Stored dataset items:
---------------

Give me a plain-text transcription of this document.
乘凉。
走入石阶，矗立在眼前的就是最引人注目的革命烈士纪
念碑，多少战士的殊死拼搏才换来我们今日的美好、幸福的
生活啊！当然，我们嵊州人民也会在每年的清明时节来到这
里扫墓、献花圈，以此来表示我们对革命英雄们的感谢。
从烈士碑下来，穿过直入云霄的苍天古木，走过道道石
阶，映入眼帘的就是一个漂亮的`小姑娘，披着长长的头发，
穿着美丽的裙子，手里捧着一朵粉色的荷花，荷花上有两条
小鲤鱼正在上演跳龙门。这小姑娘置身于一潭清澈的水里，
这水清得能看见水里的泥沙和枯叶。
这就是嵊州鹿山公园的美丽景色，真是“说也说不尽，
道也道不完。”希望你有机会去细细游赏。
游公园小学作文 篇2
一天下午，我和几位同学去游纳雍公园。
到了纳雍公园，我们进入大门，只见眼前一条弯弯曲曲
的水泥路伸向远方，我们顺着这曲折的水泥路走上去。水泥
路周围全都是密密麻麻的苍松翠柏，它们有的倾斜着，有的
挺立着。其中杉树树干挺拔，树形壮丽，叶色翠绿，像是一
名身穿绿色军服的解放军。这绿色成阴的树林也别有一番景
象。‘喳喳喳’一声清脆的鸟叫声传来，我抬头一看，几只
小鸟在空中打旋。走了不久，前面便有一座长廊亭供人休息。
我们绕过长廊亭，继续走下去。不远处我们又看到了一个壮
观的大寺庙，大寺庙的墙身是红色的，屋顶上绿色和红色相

---------------

Write out every record, exactly as written.

Give me a plain-text transcription of this document.
乘凉。
走入石阶，矗立在眼前的就是最引人注目的革命烈士纪
念碑，多少战士的殊死拼搏才换来我们今日的美好、幸福的
生活啊！当然，我们嵊州人民也会在每年的清明时节来到这
里扫墓、献花圈，以此来表示我们对革命英雄们的感谢。
从烈士碑下来，穿过直入云霄的苍天古木，走过道道石
阶，映入眼帘的就是一个漂亮的`小姑娘，披着长长的头发，
穿着美丽的裙子，手里捧着一朵粉色的荷花，荷花上有两条
小鲤鱼正在上演跳龙门。这小姑娘置身于一潭清澈的水里，
这水清得能看见水里的泥沙和枯叶。
这就是嵊州鹿山公园的美丽景色，真是“说也说不尽，
道也道不完。”希望你有机会去细细游赏。
游公园小学作文 篇2
一天下午，我和几位同学去游纳雍公园。
到了纳雍公园，我们进入大门，只见眼前一条弯弯曲曲
的水泥路伸向远方，我们顺着这曲折的水泥路走上去。水泥
路周围全都是密密麻麻的苍松翠柏，它们有的倾斜着，有的
挺立着。其中杉树树干挺拔，树形壮丽，叶色翠绿，像是一
名身穿绿色军服的解放军。这绿色成阴的树林也别有一番景
象。‘喳喳喳’一声清脆的鸟叫声传来，我抬头一看，几只
小鸟在空中打旋。走了不久，前面便有一座长廊亭供人休息。
我们绕过长廊亭，继续走下去。不远处我们又看到了一个壮
观的大寺庙，大寺庙的墙身是红色的，屋顶上绿色和红色相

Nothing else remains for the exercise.